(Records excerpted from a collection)
· · ·
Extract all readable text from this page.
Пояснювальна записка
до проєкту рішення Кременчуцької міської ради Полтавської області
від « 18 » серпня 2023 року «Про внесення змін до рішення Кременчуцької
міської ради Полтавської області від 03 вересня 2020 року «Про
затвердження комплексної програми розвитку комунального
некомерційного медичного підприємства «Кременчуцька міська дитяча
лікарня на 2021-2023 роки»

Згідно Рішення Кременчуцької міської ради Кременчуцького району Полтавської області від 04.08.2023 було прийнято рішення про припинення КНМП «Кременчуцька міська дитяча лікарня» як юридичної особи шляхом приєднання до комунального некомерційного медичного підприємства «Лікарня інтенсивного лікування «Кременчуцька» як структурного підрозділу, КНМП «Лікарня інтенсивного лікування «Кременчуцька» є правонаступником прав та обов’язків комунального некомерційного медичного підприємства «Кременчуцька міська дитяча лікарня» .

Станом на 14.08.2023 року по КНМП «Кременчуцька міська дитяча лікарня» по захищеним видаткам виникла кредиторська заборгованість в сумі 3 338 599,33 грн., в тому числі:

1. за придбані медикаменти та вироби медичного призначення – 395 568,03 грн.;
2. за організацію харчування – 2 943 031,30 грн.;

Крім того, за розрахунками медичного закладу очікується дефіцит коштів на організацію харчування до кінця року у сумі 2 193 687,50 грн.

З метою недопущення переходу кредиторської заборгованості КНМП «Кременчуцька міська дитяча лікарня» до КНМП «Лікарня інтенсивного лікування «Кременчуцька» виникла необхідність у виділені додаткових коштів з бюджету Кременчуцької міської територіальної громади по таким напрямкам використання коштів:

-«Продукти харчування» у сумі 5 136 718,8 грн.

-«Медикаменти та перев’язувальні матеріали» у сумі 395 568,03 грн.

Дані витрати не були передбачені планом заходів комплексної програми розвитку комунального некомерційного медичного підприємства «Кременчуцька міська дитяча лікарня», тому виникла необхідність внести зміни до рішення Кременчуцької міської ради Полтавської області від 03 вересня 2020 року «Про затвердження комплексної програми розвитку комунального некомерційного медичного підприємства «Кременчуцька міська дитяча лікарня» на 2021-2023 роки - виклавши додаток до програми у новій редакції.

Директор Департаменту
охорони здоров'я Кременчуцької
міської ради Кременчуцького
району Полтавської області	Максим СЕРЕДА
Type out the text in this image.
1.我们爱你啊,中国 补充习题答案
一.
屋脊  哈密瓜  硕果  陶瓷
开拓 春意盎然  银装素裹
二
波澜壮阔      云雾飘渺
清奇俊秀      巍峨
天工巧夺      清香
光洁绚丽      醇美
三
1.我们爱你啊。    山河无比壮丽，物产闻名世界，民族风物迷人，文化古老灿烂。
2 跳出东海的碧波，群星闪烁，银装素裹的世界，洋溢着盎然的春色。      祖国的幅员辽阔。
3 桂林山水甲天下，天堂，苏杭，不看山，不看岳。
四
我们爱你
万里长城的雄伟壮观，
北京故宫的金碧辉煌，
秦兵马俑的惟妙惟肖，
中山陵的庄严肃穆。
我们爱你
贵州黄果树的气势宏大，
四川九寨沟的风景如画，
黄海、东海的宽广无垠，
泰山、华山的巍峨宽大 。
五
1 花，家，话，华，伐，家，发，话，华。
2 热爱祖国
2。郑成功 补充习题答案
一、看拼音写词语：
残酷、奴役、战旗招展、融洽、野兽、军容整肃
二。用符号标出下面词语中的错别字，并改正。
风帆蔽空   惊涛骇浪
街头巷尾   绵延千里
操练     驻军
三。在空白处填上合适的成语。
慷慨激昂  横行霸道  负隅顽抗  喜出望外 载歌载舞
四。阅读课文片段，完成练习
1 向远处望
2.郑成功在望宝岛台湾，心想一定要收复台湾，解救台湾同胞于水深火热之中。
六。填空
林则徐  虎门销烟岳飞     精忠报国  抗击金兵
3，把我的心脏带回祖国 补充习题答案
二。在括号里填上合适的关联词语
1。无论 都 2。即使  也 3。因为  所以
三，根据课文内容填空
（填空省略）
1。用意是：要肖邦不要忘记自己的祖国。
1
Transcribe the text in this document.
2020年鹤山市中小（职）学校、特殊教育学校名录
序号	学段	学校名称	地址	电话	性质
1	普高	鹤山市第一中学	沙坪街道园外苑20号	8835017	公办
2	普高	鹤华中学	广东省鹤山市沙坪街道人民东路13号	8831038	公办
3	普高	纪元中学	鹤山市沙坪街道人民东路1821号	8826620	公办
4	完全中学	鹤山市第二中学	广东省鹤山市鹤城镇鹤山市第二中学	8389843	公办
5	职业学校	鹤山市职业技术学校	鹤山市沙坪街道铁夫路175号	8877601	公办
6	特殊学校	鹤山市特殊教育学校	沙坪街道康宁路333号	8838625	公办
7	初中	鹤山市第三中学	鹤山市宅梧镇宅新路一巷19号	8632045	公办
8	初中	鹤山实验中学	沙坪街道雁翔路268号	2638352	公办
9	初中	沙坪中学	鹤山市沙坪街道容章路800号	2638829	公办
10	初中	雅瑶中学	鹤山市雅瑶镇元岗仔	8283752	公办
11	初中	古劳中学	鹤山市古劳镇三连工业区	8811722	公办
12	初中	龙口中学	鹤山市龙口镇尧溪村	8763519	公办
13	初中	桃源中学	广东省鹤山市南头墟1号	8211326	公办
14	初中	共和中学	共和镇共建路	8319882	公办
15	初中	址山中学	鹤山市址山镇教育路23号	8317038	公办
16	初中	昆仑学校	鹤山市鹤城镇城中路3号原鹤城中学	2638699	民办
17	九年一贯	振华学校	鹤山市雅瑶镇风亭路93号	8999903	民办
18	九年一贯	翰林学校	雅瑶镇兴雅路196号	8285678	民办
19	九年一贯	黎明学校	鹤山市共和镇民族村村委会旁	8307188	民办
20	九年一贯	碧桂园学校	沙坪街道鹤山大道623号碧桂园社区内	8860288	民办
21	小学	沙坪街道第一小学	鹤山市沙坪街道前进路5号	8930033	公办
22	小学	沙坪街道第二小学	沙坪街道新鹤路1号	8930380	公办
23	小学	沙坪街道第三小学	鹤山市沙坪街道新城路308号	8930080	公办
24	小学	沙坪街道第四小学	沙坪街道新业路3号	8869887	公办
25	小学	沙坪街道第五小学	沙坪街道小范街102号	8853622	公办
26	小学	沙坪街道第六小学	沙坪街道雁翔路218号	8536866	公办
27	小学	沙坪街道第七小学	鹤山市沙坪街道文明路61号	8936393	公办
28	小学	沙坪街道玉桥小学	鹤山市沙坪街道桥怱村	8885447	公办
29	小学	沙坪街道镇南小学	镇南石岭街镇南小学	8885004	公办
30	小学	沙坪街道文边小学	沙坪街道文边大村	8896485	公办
· · ·
▸ **Stated exercise**:
How many lines of the data contain the word "text"? Answer with the number alone.

▸ **Full solution**:
3